• _Problem details_: Word for word, restate every line of the listing that follows.
== Task data ==
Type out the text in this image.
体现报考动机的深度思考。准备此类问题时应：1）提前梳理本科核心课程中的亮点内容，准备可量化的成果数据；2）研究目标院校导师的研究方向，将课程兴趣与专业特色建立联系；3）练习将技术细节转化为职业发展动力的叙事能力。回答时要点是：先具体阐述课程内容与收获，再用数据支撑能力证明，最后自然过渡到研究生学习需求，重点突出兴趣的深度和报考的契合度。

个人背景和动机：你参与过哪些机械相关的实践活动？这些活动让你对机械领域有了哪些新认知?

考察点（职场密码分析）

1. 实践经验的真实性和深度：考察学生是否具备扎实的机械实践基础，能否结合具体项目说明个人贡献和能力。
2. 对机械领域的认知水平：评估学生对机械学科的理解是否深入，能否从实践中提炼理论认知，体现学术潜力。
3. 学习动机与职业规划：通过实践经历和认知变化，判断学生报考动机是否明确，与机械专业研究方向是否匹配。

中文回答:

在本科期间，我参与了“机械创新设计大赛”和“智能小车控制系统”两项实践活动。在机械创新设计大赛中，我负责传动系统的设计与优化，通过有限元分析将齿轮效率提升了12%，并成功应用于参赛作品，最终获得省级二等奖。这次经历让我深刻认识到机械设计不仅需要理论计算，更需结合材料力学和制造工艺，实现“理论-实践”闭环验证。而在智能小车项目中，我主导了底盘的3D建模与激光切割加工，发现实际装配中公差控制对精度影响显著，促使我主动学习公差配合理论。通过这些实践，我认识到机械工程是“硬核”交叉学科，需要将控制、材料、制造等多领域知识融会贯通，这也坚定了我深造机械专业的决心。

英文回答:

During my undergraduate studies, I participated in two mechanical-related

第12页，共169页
===
• _Response for this exercise_:
Type out the text in this image.
体现报考动机的深度思考。准备此类问题时应：1）提前梳理本科核心课程中的亮点内容，准备可量化的成果数据；2）研究目标院校导师的研究方向，将课程兴趣与专业特色建立联系；3）练习将技术细节转化为职业发展动力的叙事能力。回答时要点是：先具体阐述课程内容与收获，再用数据支撑能力证明，最后自然过渡到研究生学习需求，重点突出兴趣的深度和报考的契合度。

个人背景和动机：你参与过哪些机械相关的实践活动？这些活动让你对机械领域有了哪些新认知?

考察点（职场密码分析）

1. 实践经验的真实性和深度：考察学生是否具备扎实的机械实践基础，能否结合具体项目说明个人贡献和能力。
2. 对机械领域的认知水平：评估学生对机械学科的理解是否深入，能否从实践中提炼理论认知，体现学术潜力。
3. 学习动机与职业规划：通过实践经历和认知变化，判断学生报考动机是否明确，与机械专业研究方向是否匹配。

中文回答:

在本科期间，我参与了“机械创新设计大赛”和“智能小车控制系统”两项实践活动。在机械创新设计大赛中，我负责传动系统的设计与优化，通过有限元分析将齿轮效率提升了12%，并成功应用于参赛作品，最终获得省级二等奖。这次经历让我深刻认识到机械设计不仅需要理论计算，更需结合材料力学和制造工艺，实现“理论-实践”闭环验证。而在智能小车项目中，我主导了底盘的3D建模与激光切割加工，发现实际装配中公差控制对精度影响显著，促使我主动学习公差配合理论。通过这些实践，我认识到机械工程是“硬核”交叉学科，需要将控制、材料、制造等多领域知识融会贯通，这也坚定了我深造机械专业的决心。

英文回答:

During my undergraduate studies, I participated in two mechanical-related

第12页，共169页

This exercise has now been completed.